### SET TASK A
In the entries that follow the housing article, copy everything from the line containing "left-column [76, 140, 560, 1516]" down to the line containing "lesson-heading: Let’s wrap", both of those lines included.
[BEGIN SELECTED PASSAGE]
08 March 2016
There has been a blizzard of media articles on ‘Rapid’ prefab housing and serious questions are being asked about delays and costs. In the last week Dublin City Council cancelled and re-issued tenders for the next tranche of 131 homes citing a “lack of interest” and “technical issues”. The first tranche, promised for 18th December 2015, are still not ready for occupation, nine weeks after the end of the 4 week contract.
Fast-track projects need careful management and BCAR compliance issues may well be one of the contributing factors in the recent delays and ‘technical problems’ during the tender process for these much needed homes. Normally in timber-frame projects the owners arrange foundations, siteworks and drainage before the timber-frame (or prefab home) is delivered and installed under a separate contract. This makes sense, cuts costs and avoids delays. However, under BCAR the procurement of prefabs may now become a lot more expensive, as one builder must be employed from start to finish on a project under the 2014 procedures. As a result a builder has to engage the prefab supplier as a sub-contractor, which generally adds 5% to the cost of the prefab element.
It is reported that each unit of the first tranche in Poppintree, Ballymun is costing €190,000 (see Link). However, this may be even higher when additional costs of up to €60,000 per unit are added for siteworks and vat. These figures do not include the cost of purchase of the site, which in the case of the Tranche 2 Drimnagh site is €120,000 for each house.
With overall costs for a typical 3 bed prefab of up to €350,000 each (including vat), this form of ‘prefabrication’ is fast becoming unattractive and less competitive when compared to conventional “wet trades” and traditional forms of building. Some industry insiders believe that the Dublin City Council “prefabs” are not modular construction, as recent media photographs show standard timber frame with brick finish, similar to thousands of units built during the boom.
Boom-time houses were generally ‘self-certified’ under the old system that operated before March 2014. However it is still unclear who will be certifying these new prefab homes- will it be the Local Authorities that commission them or the builders themselves?. Under the BCAR ‘ reinforced self-certification’ regulations, final sign-off by the builder/ supplier or his own employees or the employees of his sub-contractors is permitted without any independent oversight of compliance.
[END SELECTED PASSAGE]
[BEGIN ENTRIES SUPPLIED]
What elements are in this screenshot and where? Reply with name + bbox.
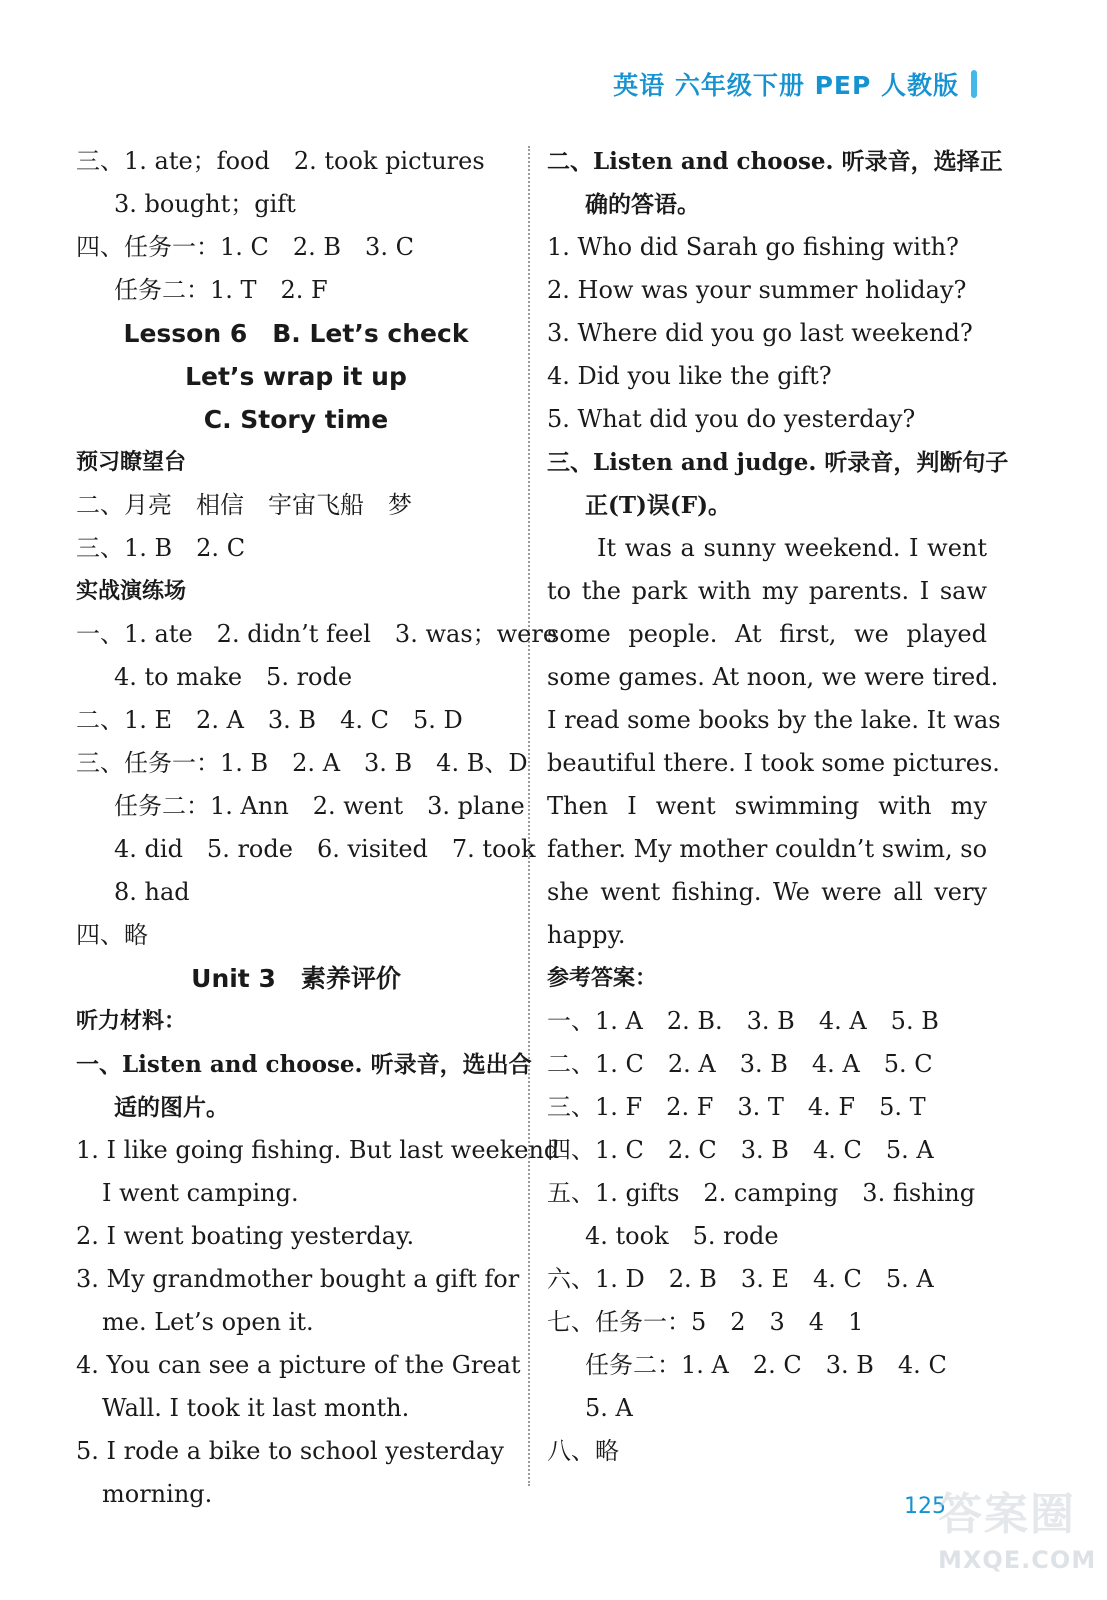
left-column [76, 140, 560, 1516]
passage-line: she went fishing. We were all very [547, 878, 987, 906]
answer-line: 三、1. F 2. F 3. T 4. F 5. T [547, 1093, 926, 1121]
answer-line: 任务二：1. A 2. C 3. B 4. C [585, 1351, 947, 1379]
section-heading: 听力材料： [76, 1009, 187, 1034]
lesson-heading: Let’s wrap it up [185, 362, 407, 391]
answer-line: 三、1. ate；food 2. took pictures [76, 147, 485, 175]
script-line: 1. Who did Sarah go fishing with? [547, 233, 959, 261]
passage-line: It was a sunny weekend. I went [597, 534, 987, 562]
answer-line: 三、任务一：1. B 2. A 3. B 4. B、D [76, 749, 528, 777]
answer-line: 3. bought；gift [114, 190, 296, 218]
script-line: 2. How was your summer holiday? [547, 276, 967, 304]
script-line: 3. My grandmother bought a gift for [76, 1265, 520, 1293]
script-line: 4. Did you like the gift? [547, 362, 832, 390]
answer-line: 七、任务一：5 2 3 4 1 [547, 1308, 864, 1336]
script-line: 5. I rode a bike to school yesterday [76, 1437, 504, 1465]
answer-line: 二、1. E 2. A 3. B 4. C 5. D [76, 706, 463, 734]
script-line: 2. I went boating yesterday. [76, 1222, 415, 1250]
page-number: 125 [904, 1494, 946, 1519]
watermark-url: MXQE.COM [938, 1546, 1097, 1574]
passage-line: happy. [547, 921, 626, 949]
answer-line: 任务二：1. Ann 2. went 3. plane [114, 792, 525, 820]
section-heading: 参考答案： [547, 966, 658, 991]
answer-line: 5. A [585, 1394, 633, 1422]
answer-line: 二、1. C 2. A 3. B 4. A 5. C [547, 1050, 933, 1078]
answer-line: 4. did 5. rode 6. visited 7. took [114, 835, 536, 863]
answer-line: 二、月亮 相信 宇宙飞船 梦 [76, 491, 412, 519]
section-heading: 预习瞭望台 [76, 450, 187, 475]
unit-heading: Unit 3 素养评价 [191, 964, 401, 993]
passage-line: I read some books by the lake. It was [547, 706, 1001, 734]
question-heading: 二、Listen and choose. 听录音，选择正 [547, 148, 1003, 175]
script-line: Wall. I took it last month. [102, 1394, 410, 1422]
answer-line: 4. took 5. rode [585, 1222, 779, 1250]
script-line: I went camping. [102, 1179, 299, 1207]
script-line: 4. You can see a picture of the Great [76, 1351, 521, 1379]
answer-line: 任务二：1. T 2. F [114, 276, 328, 304]
answer-line: 一、1. ate 2. didn’t feel 3. was；were [76, 620, 558, 648]
answer-line: 三、1. B 2. C [76, 534, 246, 562]
answer-line: 六、1. D 2. B 3. E 4. C 5. A [547, 1265, 934, 1293]
watermark [938, 1478, 1097, 1588]
answer-line: 一、1. A 2. B. 3. B 4. A 5. B [547, 1007, 939, 1035]
question-heading: 确的答语。 [585, 191, 700, 218]
column-divider [528, 146, 530, 1486]
book-title-header: 英语 六年级下册 PEP 人教版 [613, 71, 959, 100]
answer-line: 五、1. gifts 2. camping 3. fishing [547, 1179, 976, 1207]
script-line: me. Let’s open it. [102, 1308, 314, 1336]
question-heading: 适的图片。 [114, 1094, 229, 1121]
script-line: 1. I like going fishing. But last weekend [76, 1136, 560, 1164]
section-heading: 实战演练场 [76, 579, 187, 604]
script-line: 5. What did you do yesterday? [547, 405, 916, 433]
answer-line: 四、略 [76, 921, 148, 949]
passage-line: some games. At noon, we were tired. [547, 663, 999, 691]
passage-line: to the park with my parents. I saw [547, 577, 987, 605]
answer-line: 八、略 [547, 1437, 619, 1465]
lesson-heading: Lesson 6 B. Let’s check [123, 319, 469, 348]
header-accent-bar [971, 70, 977, 98]
answer-line: 四、1. C 2. C 3. B 4. C 5. A [547, 1136, 934, 1164]
passage-line: some people. At first, we played [547, 620, 987, 648]
question-heading: 三、Listen and judge. 听录音，判断句子 [547, 449, 1009, 476]
passage-line: beautiful there. I took some pictures. [547, 749, 1000, 777]
passage-line: father. My mother couldn’t swim, so [547, 835, 988, 863]
answer-line: 8. had [114, 878, 190, 906]
answer-line: 四、任务一：1. C 2. B 3. C [76, 233, 414, 261]
question-heading: 一、Listen and choose. 听录音，选出合 [76, 1051, 532, 1078]
answer-line: 4. to make 5. rode [114, 663, 353, 691]
script-line: morning. [102, 1480, 213, 1508]
right-column [547, 140, 1009, 1473]
watermark-logo: 答案圈 [938, 1489, 1076, 1540]
question-heading: 正(T)误(F)。 [585, 492, 731, 519]
passage-line: Then I went swimming with my [547, 792, 987, 820]
lesson-heading: C. Story time [203, 405, 389, 434]
script-line: 3. Where did you go last weekend? [547, 319, 973, 347]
[END ENTRIES SUPPLIED]
### SET TASK B
Continue the article on Dublin's prefab housing costs from where it stops.

### FINAL ANSWER A
left-column [76, 140, 560, 1516]
passage-line: she went fishing. We were all very [547, 878, 987, 906]
answer-line: 三、1. F 2. F 3. T 4. F 5. T [547, 1093, 926, 1121]
answer-line: 任务二：1. A 2. C 3. B 4. C [585, 1351, 947, 1379]
section-heading: 听力材料： [76, 1009, 187, 1034]
lesson-heading: Let’s wrap it up [185, 362, 407, 391]

### FINAL ANSWER B
Ultimately, the legal responsibility to make sure that inspections are completed is with the owner, in this case the Local Authority. However, it may well be that the Council subcontracts out these duties to a Design Certifier and an Assigned Certifier within the Modular Homes supplier company.
Recently the BRegs Blog asked who acts as Design and Assigned Certifier of Modular projects? This is the answer that was received from the Dublin Region Homeless Executive:
With regard to the tender the contractor takes on the responsibility for design supervisor for both the design and construction stages as the project would be a design and build project. All aspects of the design are therefore the contractors responsibility. The contractor must therefore ensure that the building which is produced is constructed in line with the building regulations.
DCC would also appoint an Assigned Certifier to review design proposals put forward by the contractor and to also review works in progress to ensure that the development is constructed in line with the building regulations. The Assigned Certifier is also responsible for signing off the building upon completion to determine if same is constructed in line with the building regulations. Therefore the completed building is certified by the Assigned Certifier on behalf of DCC.
The reply does not answer the questions “Who acts as Design Certifier?” and “Who acts as Assigned Certifier?”
If Local Authorities are to appoint employees of prefabrication companies in the roles of Assigned and Design certifier, the contractor will be in full control of compliance: complete contractor-controlled ‘self certification”. Given some of the problems with timber frame housing and contractor-led construction in the past serious questions must be asked about ensuring safety in these ‘Rapid’ builds.
Summary of recent articles on Modular Housing:
Irish Times: “What went wrong with modular housing?”
Morning Ireland, Peter Mc Verry Trust listen HERE
Irish Times “Charities dismayed at modular housing delays”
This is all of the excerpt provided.